== Segment start ==

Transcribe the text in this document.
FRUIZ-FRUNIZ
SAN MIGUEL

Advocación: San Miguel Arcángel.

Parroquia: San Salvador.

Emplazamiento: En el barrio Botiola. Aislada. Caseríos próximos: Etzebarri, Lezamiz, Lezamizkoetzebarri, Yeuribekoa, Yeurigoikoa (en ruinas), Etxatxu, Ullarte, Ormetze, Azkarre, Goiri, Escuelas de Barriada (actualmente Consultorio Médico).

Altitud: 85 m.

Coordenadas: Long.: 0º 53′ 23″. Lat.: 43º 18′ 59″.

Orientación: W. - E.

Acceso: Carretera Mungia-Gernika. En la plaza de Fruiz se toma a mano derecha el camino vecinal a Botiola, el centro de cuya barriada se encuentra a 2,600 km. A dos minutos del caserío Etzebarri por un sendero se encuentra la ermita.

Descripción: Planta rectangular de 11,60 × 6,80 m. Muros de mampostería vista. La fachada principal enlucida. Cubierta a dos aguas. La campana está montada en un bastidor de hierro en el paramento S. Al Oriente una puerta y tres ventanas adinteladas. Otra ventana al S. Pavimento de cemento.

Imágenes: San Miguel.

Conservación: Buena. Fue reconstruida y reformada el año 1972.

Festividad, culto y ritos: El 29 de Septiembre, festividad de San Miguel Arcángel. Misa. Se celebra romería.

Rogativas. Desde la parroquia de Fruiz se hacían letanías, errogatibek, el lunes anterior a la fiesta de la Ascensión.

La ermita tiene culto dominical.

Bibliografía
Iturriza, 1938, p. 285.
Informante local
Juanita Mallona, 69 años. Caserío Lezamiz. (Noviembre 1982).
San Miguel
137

== Segment end ==

Work item: Go through the entries above and restate each one exactly.

Answer section:
Transcribe the text in this document.
FRUIZ-FRUNIZ
SAN MIGUEL

Advocación: San Miguel Arcángel.

Parroquia: San Salvador.

Emplazamiento: En el barrio Botiola. Aislada. Caseríos próximos: Etzebarri, Lezamiz, Lezamizkoetzebarri, Yeuribekoa, Yeurigoikoa (en ruinas), Etxatxu, Ullarte, Ormetze, Azkarre, Goiri, Escuelas de Barriada (actualmente Consultorio Médico).

Altitud: 85 m.

Coordenadas: Long.: 0º 53′ 23″. Lat.: 43º 18′ 59″.

Orientación: W. - E.

Acceso: Carretera Mungia-Gernika. En la plaza de Fruiz se toma a mano derecha el camino vecinal a Botiola, el centro de cuya barriada se encuentra a 2,600 km. A dos minutos del caserío Etzebarri por un sendero se encuentra la ermita.

Descripción: Planta rectangular de 11,60 × 6,80 m. Muros de mampostería vista. La fachada principal enlucida. Cubierta a dos aguas. La campana está montada en un bastidor de hierro en el paramento S. Al Oriente una puerta y tres ventanas adinteladas. Otra ventana al S. Pavimento de cemento.

Imágenes: San Miguel.

Conservación: Buena. Fue reconstruida y reformada el año 1972.

Festividad, culto y ritos: El 29 de Septiembre, festividad de San Miguel Arcángel. Misa. Se celebra romería.

Rogativas. Desde la parroquia de Fruiz se hacían letanías, errogatibek, el lunes anterior a la fiesta de la Ascensión.

La ermita tiene culto dominical.

Bibliografía
Iturriza, 1938, p. 285.
Informante local
Juanita Mallona, 69 años. Caserío Lezamiz. (Noviembre 1982).
San Miguel
137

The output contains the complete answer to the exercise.